— Start of Stored rows —

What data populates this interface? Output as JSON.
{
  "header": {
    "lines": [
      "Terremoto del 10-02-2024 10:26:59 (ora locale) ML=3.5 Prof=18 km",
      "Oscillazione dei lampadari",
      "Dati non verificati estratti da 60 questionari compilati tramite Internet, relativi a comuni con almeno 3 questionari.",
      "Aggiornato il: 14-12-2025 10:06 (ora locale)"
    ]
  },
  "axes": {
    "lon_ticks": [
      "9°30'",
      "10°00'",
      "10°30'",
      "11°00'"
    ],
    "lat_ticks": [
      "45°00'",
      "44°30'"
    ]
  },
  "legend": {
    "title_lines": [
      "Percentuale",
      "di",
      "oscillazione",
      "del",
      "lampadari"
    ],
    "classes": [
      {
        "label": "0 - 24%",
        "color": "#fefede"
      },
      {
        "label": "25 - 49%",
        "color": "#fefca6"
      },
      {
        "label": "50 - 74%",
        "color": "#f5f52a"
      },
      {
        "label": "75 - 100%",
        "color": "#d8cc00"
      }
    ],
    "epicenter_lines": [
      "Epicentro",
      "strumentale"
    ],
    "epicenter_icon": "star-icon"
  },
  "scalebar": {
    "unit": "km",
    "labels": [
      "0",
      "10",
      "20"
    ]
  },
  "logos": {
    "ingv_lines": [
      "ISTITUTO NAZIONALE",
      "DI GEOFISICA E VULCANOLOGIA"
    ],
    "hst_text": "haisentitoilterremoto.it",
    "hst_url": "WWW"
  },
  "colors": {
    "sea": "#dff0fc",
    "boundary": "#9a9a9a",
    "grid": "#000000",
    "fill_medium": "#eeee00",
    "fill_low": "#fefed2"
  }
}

— End of Stored rows —

• _What you should do_: Go through the listing and copy all of it exactly.

• _Problem solution_:
What data populates this interface? Output as JSON.
{
  "header": {
    "lines": [
      "Terremoto del 10-02-2024 10:26:59 (ora locale) ML=3.5 Prof=18 km",
      "Oscillazione dei lampadari",
      "Dati non verificati estratti da 60 questionari compilati tramite Internet, relativi a comuni con almeno 3 questionari.",
      "Aggiornato il: 14-12-2025 10:06 (ora locale)"
    ]
  },
  "axes": {
    "lon_ticks": [
      "9°30'",
      "10°00'",
      "10°30'",
      "11°00'"
    ],
    "lat_ticks": [
      "45°00'",
      "44°30'"
    ]
  },
  "legend": {
    "title_lines": [
      "Percentuale",
      "di",
      "oscillazione",
      "del",
      "lampadari"
    ],
    "classes": [
      {
        "label": "0 - 24%",
        "color": "#fefede"
      },
      {
        "label": "25 - 49%",
        "color": "#fefca6"
      },
      {
        "label": "50 - 74%",
        "color": "#f5f52a"
      },
      {
        "label": "75 - 100%",
        "color": "#d8cc00"
      }
    ],
    "epicenter_lines": [
      "Epicentro",
      "strumentale"
    ],
    "epicenter_icon": "star-icon"
  },
  "scalebar": {
    "unit": "km",
    "labels": [
      "0",
      "10",
      "20"
    ]
  },
  "logos": {
    "ingv_lines": [
      "ISTITUTO NAZIONALE",
      "DI GEOFISICA E VULCANOLOGIA"
    ],
    "hst_text": "haisentitoilterremoto.it",
    "hst_url": "WWW"
  },
  "colors": {
    "sea": "#dff0fc",
    "boundary": "#9a9a9a",
    "grid": "#000000",
    "fill_medium": "#eeee00",
    "fill_low": "#fefed2"
  }
}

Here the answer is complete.